[Exercise goal]:
Copy out every line that contains "data".

[Provided entries]:
(begin)

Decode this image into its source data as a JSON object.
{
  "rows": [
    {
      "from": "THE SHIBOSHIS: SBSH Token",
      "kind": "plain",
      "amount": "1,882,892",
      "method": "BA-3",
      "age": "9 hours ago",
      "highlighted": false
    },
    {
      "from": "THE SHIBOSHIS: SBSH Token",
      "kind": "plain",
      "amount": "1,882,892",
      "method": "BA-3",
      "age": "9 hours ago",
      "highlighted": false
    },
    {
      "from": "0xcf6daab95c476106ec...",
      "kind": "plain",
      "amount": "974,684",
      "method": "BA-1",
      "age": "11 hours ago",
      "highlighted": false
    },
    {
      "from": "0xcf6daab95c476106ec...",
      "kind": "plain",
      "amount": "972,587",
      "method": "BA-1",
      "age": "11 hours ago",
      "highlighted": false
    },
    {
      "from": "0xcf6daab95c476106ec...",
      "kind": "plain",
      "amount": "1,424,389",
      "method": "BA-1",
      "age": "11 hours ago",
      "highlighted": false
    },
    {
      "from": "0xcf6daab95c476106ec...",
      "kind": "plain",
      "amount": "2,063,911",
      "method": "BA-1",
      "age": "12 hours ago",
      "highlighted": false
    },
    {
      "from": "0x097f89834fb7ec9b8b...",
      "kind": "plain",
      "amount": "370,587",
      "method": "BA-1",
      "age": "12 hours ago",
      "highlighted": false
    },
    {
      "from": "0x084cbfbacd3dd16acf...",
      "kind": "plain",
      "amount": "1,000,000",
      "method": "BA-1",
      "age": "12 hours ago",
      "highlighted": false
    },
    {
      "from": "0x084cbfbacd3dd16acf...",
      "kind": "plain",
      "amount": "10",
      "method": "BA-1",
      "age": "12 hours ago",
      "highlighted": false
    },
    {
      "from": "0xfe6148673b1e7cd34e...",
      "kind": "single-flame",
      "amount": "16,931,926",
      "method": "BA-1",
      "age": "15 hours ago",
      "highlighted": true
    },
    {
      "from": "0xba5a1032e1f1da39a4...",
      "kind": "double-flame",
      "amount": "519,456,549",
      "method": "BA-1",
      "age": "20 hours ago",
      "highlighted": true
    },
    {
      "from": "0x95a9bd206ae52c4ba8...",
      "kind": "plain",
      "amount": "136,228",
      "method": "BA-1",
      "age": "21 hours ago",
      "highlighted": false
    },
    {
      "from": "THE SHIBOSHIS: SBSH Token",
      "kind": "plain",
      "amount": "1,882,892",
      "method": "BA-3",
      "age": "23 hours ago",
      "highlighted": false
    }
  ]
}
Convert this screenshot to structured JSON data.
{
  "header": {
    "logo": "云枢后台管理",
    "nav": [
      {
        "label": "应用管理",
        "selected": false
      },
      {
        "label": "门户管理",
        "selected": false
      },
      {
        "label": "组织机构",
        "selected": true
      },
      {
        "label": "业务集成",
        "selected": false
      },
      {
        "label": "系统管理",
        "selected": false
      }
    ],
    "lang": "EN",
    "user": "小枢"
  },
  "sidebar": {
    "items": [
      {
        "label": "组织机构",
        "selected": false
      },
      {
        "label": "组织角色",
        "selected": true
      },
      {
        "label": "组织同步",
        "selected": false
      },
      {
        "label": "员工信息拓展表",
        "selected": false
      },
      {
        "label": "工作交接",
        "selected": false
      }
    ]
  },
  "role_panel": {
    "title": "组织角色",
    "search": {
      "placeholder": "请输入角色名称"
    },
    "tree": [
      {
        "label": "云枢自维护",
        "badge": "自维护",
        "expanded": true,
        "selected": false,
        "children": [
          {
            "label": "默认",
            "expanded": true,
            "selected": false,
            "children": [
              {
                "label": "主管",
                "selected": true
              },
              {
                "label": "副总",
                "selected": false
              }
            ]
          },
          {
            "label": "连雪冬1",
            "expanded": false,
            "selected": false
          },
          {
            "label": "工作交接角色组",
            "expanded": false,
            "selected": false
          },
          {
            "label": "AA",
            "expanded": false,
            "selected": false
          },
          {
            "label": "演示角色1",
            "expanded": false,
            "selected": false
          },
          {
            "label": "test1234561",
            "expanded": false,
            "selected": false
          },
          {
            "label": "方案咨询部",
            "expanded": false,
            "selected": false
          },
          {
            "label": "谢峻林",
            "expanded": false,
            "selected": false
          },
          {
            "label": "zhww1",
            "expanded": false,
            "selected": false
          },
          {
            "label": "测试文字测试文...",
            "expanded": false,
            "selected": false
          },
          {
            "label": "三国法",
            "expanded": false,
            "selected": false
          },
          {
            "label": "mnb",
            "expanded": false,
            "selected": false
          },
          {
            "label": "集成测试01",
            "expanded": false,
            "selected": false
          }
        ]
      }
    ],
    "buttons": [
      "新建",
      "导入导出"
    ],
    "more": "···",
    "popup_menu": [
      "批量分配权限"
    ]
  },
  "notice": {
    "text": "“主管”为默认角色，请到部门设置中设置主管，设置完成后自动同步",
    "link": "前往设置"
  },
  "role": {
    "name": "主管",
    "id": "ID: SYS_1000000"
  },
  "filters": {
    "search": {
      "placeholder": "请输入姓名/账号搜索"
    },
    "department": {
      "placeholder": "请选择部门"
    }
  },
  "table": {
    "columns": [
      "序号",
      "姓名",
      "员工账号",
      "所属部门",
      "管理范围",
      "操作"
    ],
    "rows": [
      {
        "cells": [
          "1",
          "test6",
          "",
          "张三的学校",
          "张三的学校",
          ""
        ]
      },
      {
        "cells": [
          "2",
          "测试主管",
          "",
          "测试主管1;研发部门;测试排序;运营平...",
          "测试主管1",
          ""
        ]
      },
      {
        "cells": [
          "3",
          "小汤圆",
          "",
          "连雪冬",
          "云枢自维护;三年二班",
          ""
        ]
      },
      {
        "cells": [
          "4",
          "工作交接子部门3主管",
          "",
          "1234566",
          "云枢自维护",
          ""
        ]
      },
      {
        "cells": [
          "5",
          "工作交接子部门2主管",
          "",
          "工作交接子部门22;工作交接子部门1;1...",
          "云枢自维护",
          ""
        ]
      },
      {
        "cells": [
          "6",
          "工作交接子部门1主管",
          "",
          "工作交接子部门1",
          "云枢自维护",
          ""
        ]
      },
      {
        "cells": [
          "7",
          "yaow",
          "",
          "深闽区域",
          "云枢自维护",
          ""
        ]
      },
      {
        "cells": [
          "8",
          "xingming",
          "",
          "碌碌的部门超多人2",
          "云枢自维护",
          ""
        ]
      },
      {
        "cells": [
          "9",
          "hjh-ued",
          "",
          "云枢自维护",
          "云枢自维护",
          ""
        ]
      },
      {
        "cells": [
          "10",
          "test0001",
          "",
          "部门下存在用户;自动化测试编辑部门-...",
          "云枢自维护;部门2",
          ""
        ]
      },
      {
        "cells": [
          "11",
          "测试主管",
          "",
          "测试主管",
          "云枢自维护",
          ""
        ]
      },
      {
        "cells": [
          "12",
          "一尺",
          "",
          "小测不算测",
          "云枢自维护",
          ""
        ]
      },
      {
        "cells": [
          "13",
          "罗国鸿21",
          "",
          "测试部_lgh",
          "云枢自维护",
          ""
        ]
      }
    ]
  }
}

(end)

[Answer for this exercise]:
Decode this image into its source data as a JSON object.
Convert this screenshot to structured JSON data.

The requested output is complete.